▸ **PAGE**
When you can’t be in nature, there isn’t much you can do other than think about the good times that lie ahead in the great outdoors.

In that spirit, here are 101 quotes that celebrate the power of nature and will get you pumped for your next travel adventure.

  1. Look deep into nature, and then you will understand everything better. – Albert Einstein
  2. Sunshine is delicious, rain is refreshing, wind braces us up, snow is exhilarating; there is really no such thing as bad weather, only different kinds of good weather. – John Ruskin
  3. If people sat outside and looked at the stars each night, I’ll bet they’d live a lot differently. – Bill Watterson
  4. Nothing is more memorable than a smell. One scent can be unexpected, momentary and fleeting, yet conjure up a childhood summer beside a lake in the mountains. – Diane Ackerman
  5. The world is not to be put in order. The world is order. It is for us to put ourselves in unison with this order. – Henry Miller
  6. I like this place and could willingly waste my time in it. – William Shakespeare
  7. A quiet secluded life in the country, with the possibility of being useful to people to whom it is easy to do good, and who are not accustomed to have it done to them; then work which one hopes may be of some use; then rest, nature, books, music, love for one’s neighbor — such is my idea of happiness. – Leo Tolstoy
  8. There is a pleasure in the pathless woods,
    There is a rapture on the lonely shore,
    There is society, where none intrudes,
    By the deep sea, and music in its roar:
    I love not man the less, but Nature more – Lord Byron
  9. Wherever you go, no matter what the weather, always bring your own sunshine.- Anthony J. D’Angelo
  10. And the day came when the risk to remain tight in a bud was more painful than the risk it took to blossom. – Anais Nin
  11. Let the rain kiss you. Let the rain beat upon your head with silver liquid drops. Let the rain sing you a lullaby. – Langston Hughes
  12. Spring is when you feel like whistling even with a shoe full of slush. – Doug Larson
  13. On earth there is no heaven, but there are pieces of it. – Jules Renard
  14. May your trails be crooked, winding, lonesome, dangerous, leading to the most amazing view. May your mountains rise into and above the clouds. – Edward Abbey
  15. Wildness is the preservation of the World. – Ralph Waldo Emerson
  16. Nature does nothing uselessly. – Aristotle
  17. My soul can find no staircase to Heaven unless it be through Earth’s loveliness. – Michelangelo
  18. A bird doesn’t sing because it has an answer, it sings because it has a song. – Maya Angelou
  19. I thank you God for this most amazing day, for the leaping greenly spirits of trees, and for the blue dream of sky and for everything which is natural, which is infinite, which is yes. – e. e. cummings
  20. Everything is connected. The wing of the corn beetle affects the direction of the wind, the way the sand drifts, the way the light reflects into the eye of man beholding his reality. All is part of totality, and in this totality man finds his hozro, his way of walking in harmony, with beauty all around him. – Tony Hillerman
  21. The lover of nature is he whose inward and outward senses are still truly adjusted to each other; who has retained the spirit of infancy even into the era of manhood. His intercourse with heaven and earth, becomes part of his daily food. In the presence of nature, a wild delight runs through the man, in spite of real sorrows… – Ralph Waldo Emerson
  22. The butterfly counts not months but moments, and has time enough. – Rabindranath Tagore
  23. Forests, lakes, and rivers, clouds and winds, stars and flowers, stupendous glaciers and crystal snowflakes – every form of animate or inanimate existence, leaves its impress upon the soul of man. – Orison Swett Marden
  24. What would the world be, once bereft
    Of wet and of wildness? Let them be left,
    O let them be left, wildness and wet;
    Long live the weeds and the wilderness yet. – Gerard Manley Hopkins
  25. One of the most tragic things I know about human nature is that all of us tend to put off living. We are all dreaming of some magical rose garden over the horizon instead of enjoying the roses that are blooming outside our windows today. – Dale Carnegie
  26. In the depth of winter I finally learned that there was in me an invincible summer. – Albert Camus
  27. Earth and sky, woods and fields, lakes and rivers, the mountain and the sea, are excellent schoolmasters, and teach some of us more than we can ever learn from books. – John Lubbock
  28. I had an inheritance from my father,
    It was the moon and the sun.

▸ **DATASET CONTENT**

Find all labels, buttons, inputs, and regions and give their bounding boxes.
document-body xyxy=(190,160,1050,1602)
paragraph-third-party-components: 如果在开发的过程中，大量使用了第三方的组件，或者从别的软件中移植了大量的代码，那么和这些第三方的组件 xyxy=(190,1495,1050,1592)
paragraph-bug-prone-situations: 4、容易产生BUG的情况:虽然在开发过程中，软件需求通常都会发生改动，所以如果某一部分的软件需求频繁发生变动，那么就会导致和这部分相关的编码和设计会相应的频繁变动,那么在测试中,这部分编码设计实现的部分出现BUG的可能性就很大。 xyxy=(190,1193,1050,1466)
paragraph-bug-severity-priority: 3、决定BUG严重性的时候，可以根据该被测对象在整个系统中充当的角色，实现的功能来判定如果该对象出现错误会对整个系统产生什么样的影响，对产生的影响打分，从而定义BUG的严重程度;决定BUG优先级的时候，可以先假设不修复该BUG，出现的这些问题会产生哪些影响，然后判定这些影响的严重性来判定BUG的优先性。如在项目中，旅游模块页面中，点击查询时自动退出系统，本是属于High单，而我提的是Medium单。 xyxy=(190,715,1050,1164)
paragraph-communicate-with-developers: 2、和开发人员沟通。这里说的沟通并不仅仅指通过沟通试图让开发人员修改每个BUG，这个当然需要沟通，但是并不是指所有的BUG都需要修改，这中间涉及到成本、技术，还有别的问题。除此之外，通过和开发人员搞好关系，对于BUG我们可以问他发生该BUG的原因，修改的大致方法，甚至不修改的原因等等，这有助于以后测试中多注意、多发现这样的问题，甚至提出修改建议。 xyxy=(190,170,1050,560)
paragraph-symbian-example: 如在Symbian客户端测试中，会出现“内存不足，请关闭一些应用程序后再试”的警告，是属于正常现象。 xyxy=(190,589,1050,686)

▸ **TASKS TO PERFORM**
a) Reproduce the stretch of the nature quotes list from "When you can’t" through "your next travel adventure.".
b) Extend the list of nature quotes, picking up right after its last line.

▸ **ANSWERS FOR THE EXERCISE**
a)
When you can’t be in nature, there isn’t much you can do other than think about the good times that lie ahead in the great outdoors.

In that spirit, here are 101 quotes that celebrate the power of nature and will get you pumped for your next travel adventure.

b)
    And though I roam all over the world,
    The spending of it’s never done. – Ernest Hemingway
  29. It’s very, very dangerous to lose contact with living nature. – Albert Hofmann
  30. Many eyes go through the meadow, but few see the flowers in it. – Ralph Waldo Emerson
  31. If you wish to make an apple pie from scratch, you must first invent the universe. – Carl Sagan
  32. In some mysterious way woods have never seemed to me to be static things. In physical terms, I move through them; yet in metaphysical ones, they seem to move through me. – John Fowles
  33. This life is yours. Take the power to choose what you want to do and do it well. Take the power to love what you want in life and love it honestly. Take the power to walk in the forest and be a part of nature. Take the power to control your own life. No one else can do it for you. Take the power to make your life happy. – Susan Polis Schutz
  34. O Solitude! if I must with thee dwell,
    Let it not be among the jumbled heap
    Of murky buildings; climb with me the steep,—
    Nature’s observatory—whence the dell,
    Its flowery slopes, its river’s crystal swell,
    May seem a span; let me thy vigils keep
    ’Mongst boughs pavillion’d, where the deer’s swift leap
    Startles the wild bee from the fox-glove bell.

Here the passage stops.